* SHORT EXERCISE *
Copy every record below exactly as written, but leave out the pictures.

Stored data
━━━━━━
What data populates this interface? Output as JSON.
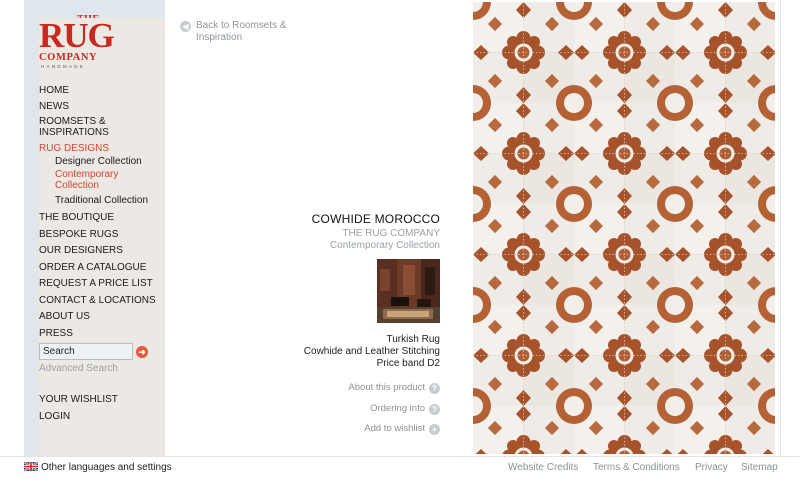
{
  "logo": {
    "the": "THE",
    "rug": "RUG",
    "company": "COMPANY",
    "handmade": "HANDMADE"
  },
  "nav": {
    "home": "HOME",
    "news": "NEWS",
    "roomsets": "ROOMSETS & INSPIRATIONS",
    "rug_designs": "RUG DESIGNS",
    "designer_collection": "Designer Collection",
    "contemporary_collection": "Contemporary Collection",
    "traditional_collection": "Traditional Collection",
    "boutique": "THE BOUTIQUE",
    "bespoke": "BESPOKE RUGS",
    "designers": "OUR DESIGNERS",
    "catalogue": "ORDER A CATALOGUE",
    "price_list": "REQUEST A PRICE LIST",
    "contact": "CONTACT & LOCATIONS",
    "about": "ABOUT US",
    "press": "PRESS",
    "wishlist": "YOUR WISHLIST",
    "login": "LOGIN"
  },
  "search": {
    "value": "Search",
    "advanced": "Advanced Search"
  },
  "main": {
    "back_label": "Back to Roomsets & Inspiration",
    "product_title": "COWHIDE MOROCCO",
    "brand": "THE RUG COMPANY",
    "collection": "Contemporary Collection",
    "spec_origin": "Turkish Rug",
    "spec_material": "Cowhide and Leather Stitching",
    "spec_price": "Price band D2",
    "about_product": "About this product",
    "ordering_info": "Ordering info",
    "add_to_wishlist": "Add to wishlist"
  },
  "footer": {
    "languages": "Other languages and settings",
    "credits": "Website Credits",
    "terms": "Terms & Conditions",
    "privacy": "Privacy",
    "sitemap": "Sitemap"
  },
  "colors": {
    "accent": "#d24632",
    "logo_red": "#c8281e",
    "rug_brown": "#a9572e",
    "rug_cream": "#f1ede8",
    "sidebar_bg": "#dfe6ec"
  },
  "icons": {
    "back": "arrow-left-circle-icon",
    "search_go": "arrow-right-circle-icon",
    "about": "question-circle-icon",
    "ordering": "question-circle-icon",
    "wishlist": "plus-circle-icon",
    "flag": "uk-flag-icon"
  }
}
━━━━━━
* COMPLETED EXERCISE *
What data populates this interface? Output as JSON.
{
  "logo": {
    "the": "THE",
    "rug": "RUG",
    "company": "COMPANY",
    "handmade": "HANDMADE"
  },
  "nav": {
    "home": "HOME",
    "news": "NEWS",
    "roomsets": "ROOMSETS & INSPIRATIONS",
    "rug_designs": "RUG DESIGNS",
    "designer_collection": "Designer Collection",
    "contemporary_collection": "Contemporary Collection",
    "traditional_collection": "Traditional Collection",
    "boutique": "THE BOUTIQUE",
    "bespoke": "BESPOKE RUGS",
    "designers": "OUR DESIGNERS",
    "catalogue": "ORDER A CATALOGUE",
    "price_list": "REQUEST A PRICE LIST",
    "contact": "CONTACT & LOCATIONS",
    "about": "ABOUT US",
    "press": "PRESS",
    "wishlist": "YOUR WISHLIST",
    "login": "LOGIN"
  },
  "search": {
    "value": "Search",
    "advanced": "Advanced Search"
  },
  "main": {
    "back_label": "Back to Roomsets & Inspiration",
    "product_title": "COWHIDE MOROCCO",
    "brand": "THE RUG COMPANY",
    "collection": "Contemporary Collection",
    "spec_origin": "Turkish Rug",
    "spec_material": "Cowhide and Leather Stitching",
    "spec_price": "Price band D2",
    "about_product": "About this product",
    "ordering_info": "Ordering info",
    "add_to_wishlist": "Add to wishlist"
  },
  "footer": {
    "languages": "Other languages and settings",
    "credits": "Website Credits",
    "terms": "Terms & Conditions",
    "privacy": "Privacy",
    "sitemap": "Sitemap"
  },
  "colors": {
    "accent": "#d24632",
    "logo_red": "#c8281e",
    "rug_brown": "#a9572e",
    "rug_cream": "#f1ede8",
    "sidebar_bg": "#dfe6ec"
  },
  "icons": {
    "back": "arrow-left-circle-icon",
    "search_go": "arrow-right-circle-icon",
    "about": "question-circle-icon",
    "ordering": "question-circle-icon",
    "wishlist": "plus-circle-icon",
    "flag": "uk-flag-icon"
  }
}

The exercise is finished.